** Opening Source document block **

PowerView: The Ultimate Tool for Active Directory Recon

PowerView is a powerful PowerShell tool designed for AD enumeration. It’s part of the PowerSploit framework and is used to map out domain relationships, user permissions, trusts, group memberships, and more — all without touching a GUI.

As a pentester, understanding PowerView is crucial. It helps you find misconfigurations, high-value targets, and privilege escalation paths inside Windows domains — all from a low-privileged user account.

  1. What is PowerView?
  2. How to Use PowerView
  3. Key Recon Techniques and Commands
  4. Privilege Escalation & Post-Exploitation Commands
  5. OpSec Considerations
  6. TryHackMe Labs to Practice
  7. Summary

PowerView is a PowerShell-based tool for Active Directory (AD) enumeration. It was developed to help red teamers and pentesters gather information about domain environments. Think of it as your AD x-ray machine — revealing users, groups, ACLs, trusts, and relationships in fine detail.

Unlike BloodHound (which collects data and visualizes it), PowerView is scriptable and lightweight. It’s ideal for stealthy, live recon during engagements.

Import-Module .\PowerView.ps1

If you’re working on a system without AMSI or Defender blocking, you can run it directly. Otherwise, obfuscation or AMSI bypasses may be needed.

Tip: Use Invoke-Obfuscation if necessary.

Get-Domain

Basic info about the current domain.

Get-DomainUser

List all domain users.

Get-DomainUser -SamAccountName username

Detailed info on a specific user.

Get-DomainGroup

Enumerate all domain groups.

Get-DomainGroupMember -Identity "Domain Admins"

See who’s in a specific group.

Get-DomainComputer

List all machines in the domain.

Get-DomainComputer -OperatingSystem "*Server*"

Filter for servers (great targets).

Get-DomainTrust

Find domain-to-domain trust relationships — essential in multi-domain forests.

Get-DomainGPO

List all Group Policy Objects.

Find-GPOLocation -Verbose

Find machines affected by specific GPOs.

Get-NetLoggedon -ComputerName TARGET

See who’s logged in remotely (requires local admin or creds).

Invoke-UserHunter

Find where domain users are logged in.

Invoke-StealthUserHunter

Same thing, but with fewer queries — better OPSEC.

Invoke-UserHunter

Used to find users in high-priv groups logged into machines you can access.

Invoke-ACLScanner

Scans AD objects for modifiable permissions — useful for object takeovers.

Get-ObjectAcl -SamAccountName targetuser -ResolveGUIDs

Shows ACLs on a user object. Look for GenericWrite, WriteOwner, WriteDacl, etc.

Get-NetSession -ComputerName TARGET

Lists active SMB sessions — useful for lateral movement.

Get-DomainComputer -Unconstrained

Find machines with unconstrained delegation.

Get-DomainUser -TrustedToAuth

Users with constrained delegation rights — juicy targets.

Get-DomainOU

List all Organizational Units.

Get-DomainUser -SPN

List users with SPNs set — targetable via Kerberoasting.

Get-DomainUser | Where-Object { $_.description -like "*password*" }

Admins sometimes leave creds in the description field. Goldmine.

  • PowerView is noisy by default. Every command interacts with the DC via LDAP.
  • Use -Stealth or selective queries to reduce footprint.
  • Combine with SharpHound if you need better stealth and offline analysis.

PowerView is one of the most versatile tools for Active Directory enumeration. Whether you’re just inside the domain or deep into post-exploitation, it helps uncover the relationships, permissions, and misconfigurations that matter most.

Master it, and you’ll move through AD environments like a ghost in the machine.

** Closing Source document block **
** Opening Supplied material block **

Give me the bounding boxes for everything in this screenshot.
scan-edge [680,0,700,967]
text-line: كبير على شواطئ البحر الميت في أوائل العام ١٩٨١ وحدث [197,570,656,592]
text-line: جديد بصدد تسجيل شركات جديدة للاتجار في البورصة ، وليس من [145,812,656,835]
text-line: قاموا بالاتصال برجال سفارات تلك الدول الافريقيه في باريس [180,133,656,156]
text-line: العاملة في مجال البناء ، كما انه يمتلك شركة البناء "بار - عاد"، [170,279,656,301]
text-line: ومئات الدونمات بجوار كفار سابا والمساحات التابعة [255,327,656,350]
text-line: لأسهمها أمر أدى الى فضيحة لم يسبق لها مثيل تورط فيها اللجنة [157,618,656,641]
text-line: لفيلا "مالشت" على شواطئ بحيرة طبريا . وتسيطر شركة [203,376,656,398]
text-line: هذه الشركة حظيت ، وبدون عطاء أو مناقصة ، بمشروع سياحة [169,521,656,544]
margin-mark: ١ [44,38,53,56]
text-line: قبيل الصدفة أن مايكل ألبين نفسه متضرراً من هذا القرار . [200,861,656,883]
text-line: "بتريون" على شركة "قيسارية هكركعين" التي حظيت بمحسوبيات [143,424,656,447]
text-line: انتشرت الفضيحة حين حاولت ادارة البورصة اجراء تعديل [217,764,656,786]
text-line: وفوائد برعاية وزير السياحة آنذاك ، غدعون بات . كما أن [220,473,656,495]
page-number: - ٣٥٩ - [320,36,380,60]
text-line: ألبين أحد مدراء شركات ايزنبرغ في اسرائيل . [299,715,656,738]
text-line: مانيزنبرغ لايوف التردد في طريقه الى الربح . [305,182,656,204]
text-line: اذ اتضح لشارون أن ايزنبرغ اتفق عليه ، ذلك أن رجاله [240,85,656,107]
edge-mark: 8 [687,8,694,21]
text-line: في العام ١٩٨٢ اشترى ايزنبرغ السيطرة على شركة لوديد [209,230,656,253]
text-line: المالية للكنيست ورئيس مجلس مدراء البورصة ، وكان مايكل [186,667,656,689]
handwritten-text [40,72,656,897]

** Closing Supplied material block **

- Work order
According to the PowerView article, which PowerShell framework includes PowerView?

- Answer section
PowerSploit